● **THE DATA**:
[start]

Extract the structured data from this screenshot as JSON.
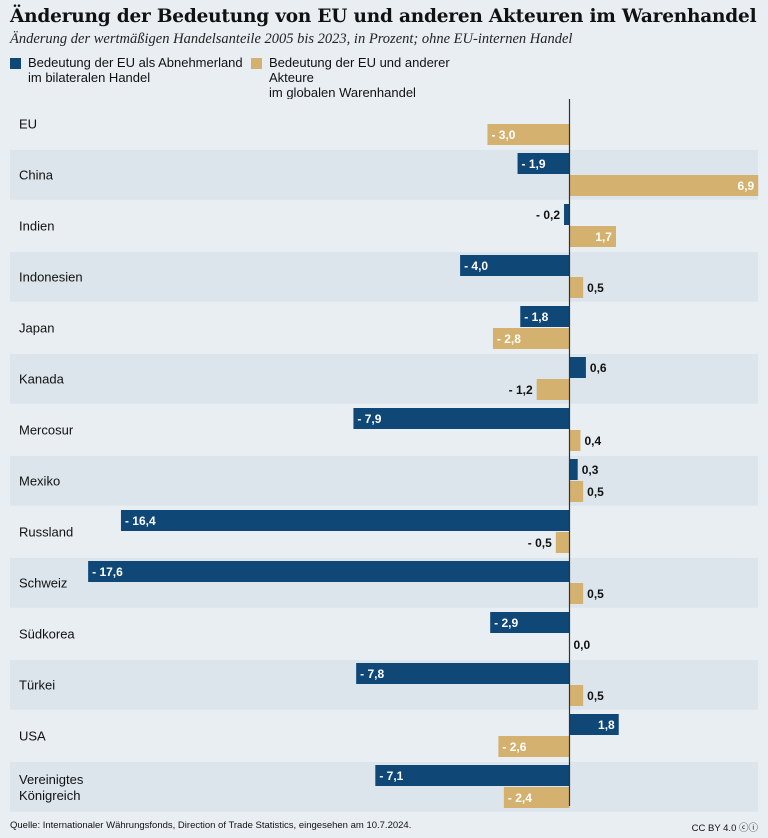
{
  "chart_data": {
    "type": "bar",
    "orientation": "horizontal",
    "title": "Änderung der Bedeutung von EU und anderen Akteuren im Warenhandel",
    "subtitle": "Änderung der wertmäßigen Handelsanteile 2005 bis 2023, in Prozent; ohne EU-internen Handel",
    "categories": [
      "EU",
      "China",
      "Indien",
      "Indonesien",
      "Japan",
      "Kanada",
      "Mercosur",
      "Mexiko",
      "Russland",
      "Schweiz",
      "Südkorea",
      "Türkei",
      "USA",
      "Vereinigtes Königreich"
    ],
    "category_lines": [
      [
        "EU"
      ],
      [
        "China"
      ],
      [
        "Indien"
      ],
      [
        "Indonesien"
      ],
      [
        "Japan"
      ],
      [
        "Kanada"
      ],
      [
        "Mercosur"
      ],
      [
        "Mexiko"
      ],
      [
        "Russland"
      ],
      [
        "Schweiz"
      ],
      [
        "Südkorea"
      ],
      [
        "Türkei"
      ],
      [
        "USA"
      ],
      [
        "Vereinigtes",
        "Königreich"
      ]
    ],
    "series": [
      {
        "name": "Bedeutung der EU als Abnehmerland im bilateralen Handel",
        "color": "#0f4777",
        "values": [
          null,
          -1.9,
          -0.2,
          -4.0,
          -1.8,
          0.6,
          -7.9,
          0.3,
          -16.4,
          -17.6,
          -2.9,
          -7.8,
          1.8,
          -7.1
        ],
        "labels": [
          "",
          "- 1,9",
          "- 0,2",
          "- 4,0",
          "- 1,8",
          "0,6",
          "- 7,9",
          "0,3",
          "- 16,4",
          "- 17,6",
          "- 2,9",
          "- 7,8",
          "1,8",
          "- 7,1"
        ]
      },
      {
        "name": "Bedeutung der EU und anderer Akteure im globalen Warenhandel",
        "color": "#d4b16e",
        "values": [
          -3.0,
          6.9,
          1.7,
          0.5,
          -2.8,
          -1.2,
          0.4,
          0.5,
          -0.5,
          0.5,
          0.0,
          0.5,
          -2.6,
          -2.4
        ],
        "labels": [
          "- 3,0",
          "6,9",
          "1,7",
          "0,5",
          "- 2,8",
          "- 1,2",
          "0,4",
          "0,5",
          "- 0,5",
          "0,5",
          "0,0",
          "0,5",
          "- 2,6",
          "- 2,4"
        ]
      }
    ],
    "xlim": [
      -18.0,
      6.9
    ],
    "grid": false
  },
  "legend": [
    {
      "line1": "Bedeutung der EU als Abnehmerland",
      "line2": "im bilateralen Handel",
      "color": "#0f4777"
    },
    {
      "line1": "Bedeutung der EU und anderer Akteure",
      "line2": "im globalen Warenhandel",
      "color": "#d4b16e"
    }
  ],
  "footer": {
    "source": "Quelle: Internationaler Währungsfonds, Direction of Trade Statistics, eingesehen am 10.7.2024.",
    "license": "CC BY 4.0 ⓒⓘ"
  }
}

[end]

● **SHORT TASK**:
Reproduce all of the data exactly; the pictures do not belong in the copy.

● **SOLUTION TO THIS EXERCISE**:
Extract the structured data from this screenshot as JSON.
{
  "chart_data": {
    "type": "bar",
    "orientation": "horizontal",
    "title": "Änderung der Bedeutung von EU und anderen Akteuren im Warenhandel",
    "subtitle": "Änderung der wertmäßigen Handelsanteile 2005 bis 2023, in Prozent; ohne EU-internen Handel",
    "categories": [
      "EU",
      "China",
      "Indien",
      "Indonesien",
      "Japan",
      "Kanada",
      "Mercosur",
      "Mexiko",
      "Russland",
      "Schweiz",
      "Südkorea",
      "Türkei",
      "USA",
      "Vereinigtes Königreich"
    ],
    "category_lines": [
      [
        "EU"
      ],
      [
        "China"
      ],
      [
        "Indien"
      ],
      [
        "Indonesien"
      ],
      [
        "Japan"
      ],
      [
        "Kanada"
      ],
      [
        "Mercosur"
      ],
      [
        "Mexiko"
      ],
      [
        "Russland"
      ],
      [
        "Schweiz"
      ],
      [
        "Südkorea"
      ],
      [
        "Türkei"
      ],
      [
        "USA"
      ],
      [
        "Vereinigtes",
        "Königreich"
      ]
    ],
    "series": [
      {
        "name": "Bedeutung der EU als Abnehmerland im bilateralen Handel",
        "color": "#0f4777",
        "values": [
          null,
          -1.9,
          -0.2,
          -4.0,
          -1.8,
          0.6,
          -7.9,
          0.3,
          -16.4,
          -17.6,
          -2.9,
          -7.8,
          1.8,
          -7.1
        ],
        "labels": [
          "",
          "- 1,9",
          "- 0,2",
          "- 4,0",
          "- 1,8",
          "0,6",
          "- 7,9",
          "0,3",
          "- 16,4",
          "- 17,6",
          "- 2,9",
          "- 7,8",
          "1,8",
          "- 7,1"
        ]
      },
      {
        "name": "Bedeutung der EU und anderer Akteure im globalen Warenhandel",
        "color": "#d4b16e",
        "values": [
          -3.0,
          6.9,
          1.7,
          0.5,
          -2.8,
          -1.2,
          0.4,
          0.5,
          -0.5,
          0.5,
          0.0,
          0.5,
          -2.6,
          -2.4
        ],
        "labels": [
          "- 3,0",
          "6,9",
          "1,7",
          "0,5",
          "- 2,8",
          "- 1,2",
          "0,4",
          "0,5",
          "- 0,5",
          "0,5",
          "0,0",
          "0,5",
          "- 2,6",
          "- 2,4"
        ]
      }
    ],
    "xlim": [
      -18.0,
      6.9
    ],
    "grid": false
  },
  "legend": [
    {
      "line1": "Bedeutung der EU als Abnehmerland",
      "line2": "im bilateralen Handel",
      "color": "#0f4777"
    },
    {
      "line1": "Bedeutung der EU und anderer Akteure",
      "line2": "im globalen Warenhandel",
      "color": "#d4b16e"
    }
  ],
  "footer": {
    "source": "Quelle: Internationaler Währungsfonds, Direction of Trade Statistics, eingesehen am 10.7.2024.",
    "license": "CC BY 4.0 ⓒⓘ"
  }
}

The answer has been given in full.